TASK STATEMENT:
Quote the whole listing verbatim.

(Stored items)
===
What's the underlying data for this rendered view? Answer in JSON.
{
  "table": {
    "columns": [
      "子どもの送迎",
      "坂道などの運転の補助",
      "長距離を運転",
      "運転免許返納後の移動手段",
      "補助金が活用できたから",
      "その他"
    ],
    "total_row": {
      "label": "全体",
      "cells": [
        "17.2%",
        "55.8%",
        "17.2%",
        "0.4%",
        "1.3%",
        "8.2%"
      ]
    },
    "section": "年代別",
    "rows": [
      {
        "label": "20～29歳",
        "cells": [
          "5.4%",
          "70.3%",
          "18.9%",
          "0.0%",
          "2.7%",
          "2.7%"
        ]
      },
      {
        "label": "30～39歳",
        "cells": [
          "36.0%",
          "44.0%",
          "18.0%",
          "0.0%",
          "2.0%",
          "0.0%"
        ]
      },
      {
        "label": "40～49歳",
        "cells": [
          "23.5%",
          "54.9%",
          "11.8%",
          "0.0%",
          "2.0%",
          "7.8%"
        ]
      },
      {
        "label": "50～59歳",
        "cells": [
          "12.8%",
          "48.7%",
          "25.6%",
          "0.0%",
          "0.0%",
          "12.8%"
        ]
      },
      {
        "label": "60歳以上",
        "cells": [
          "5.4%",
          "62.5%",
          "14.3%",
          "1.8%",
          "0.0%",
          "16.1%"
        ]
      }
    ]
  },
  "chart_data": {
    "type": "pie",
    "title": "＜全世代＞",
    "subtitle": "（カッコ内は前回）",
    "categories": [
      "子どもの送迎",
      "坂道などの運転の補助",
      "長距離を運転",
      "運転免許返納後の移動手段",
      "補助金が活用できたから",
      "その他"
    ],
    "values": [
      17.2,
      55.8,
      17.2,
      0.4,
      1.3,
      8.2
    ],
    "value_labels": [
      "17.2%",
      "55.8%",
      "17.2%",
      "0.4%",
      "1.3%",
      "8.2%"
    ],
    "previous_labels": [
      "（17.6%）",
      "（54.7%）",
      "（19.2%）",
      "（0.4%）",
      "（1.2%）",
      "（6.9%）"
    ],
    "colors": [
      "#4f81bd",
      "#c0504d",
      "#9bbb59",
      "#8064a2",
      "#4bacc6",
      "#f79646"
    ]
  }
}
===
RESPONSE FOR THIS EXERCISE:
What's the underlying data for this rendered view? Answer in JSON.
{
  "table": {
    "columns": [
      "子どもの送迎",
      "坂道などの運転の補助",
      "長距離を運転",
      "運転免許返納後の移動手段",
      "補助金が活用できたから",
      "その他"
    ],
    "total_row": {
      "label": "全体",
      "cells": [
        "17.2%",
        "55.8%",
        "17.2%",
        "0.4%",
        "1.3%",
        "8.2%"
      ]
    },
    "section": "年代別",
    "rows": [
      {
        "label": "20～29歳",
        "cells": [
          "5.4%",
          "70.3%",
          "18.9%",
          "0.0%",
          "2.7%",
          "2.7%"
        ]
      },
      {
        "label": "30～39歳",
        "cells": [
          "36.0%",
          "44.0%",
          "18.0%",
          "0.0%",
          "2.0%",
          "0.0%"
        ]
      },
      {
        "label": "40～49歳",
        "cells": [
          "23.5%",
          "54.9%",
          "11.8%",
          "0.0%",
          "2.0%",
          "7.8%"
        ]
      },
      {
        "label": "50～59歳",
        "cells": [
          "12.8%",
          "48.7%",
          "25.6%",
          "0.0%",
          "0.0%",
          "12.8%"
        ]
      },
      {
        "label": "60歳以上",
        "cells": [
          "5.4%",
          "62.5%",
          "14.3%",
          "1.8%",
          "0.0%",
          "16.1%"
        ]
      }
    ]
  },
  "chart_data": {
    "type": "pie",
    "title": "＜全世代＞",
    "subtitle": "（カッコ内は前回）",
    "categories": [
      "子どもの送迎",
      "坂道などの運転の補助",
      "長距離を運転",
      "運転免許返納後の移動手段",
      "補助金が活用できたから",
      "その他"
    ],
    "values": [
      17.2,
      55.8,
      17.2,
      0.4,
      1.3,
      8.2
    ],
    "value_labels": [
      "17.2%",
      "55.8%",
      "17.2%",
      "0.4%",
      "1.3%",
      "8.2%"
    ],
    "previous_labels": [
      "（17.6%）",
      "（54.7%）",
      "（19.2%）",
      "（0.4%）",
      "（1.2%）",
      "（6.9%）"
    ],
    "colors": [
      "#4f81bd",
      "#c0504d",
      "#9bbb59",
      "#8064a2",
      "#4bacc6",
      "#f79646"
    ]
  }
}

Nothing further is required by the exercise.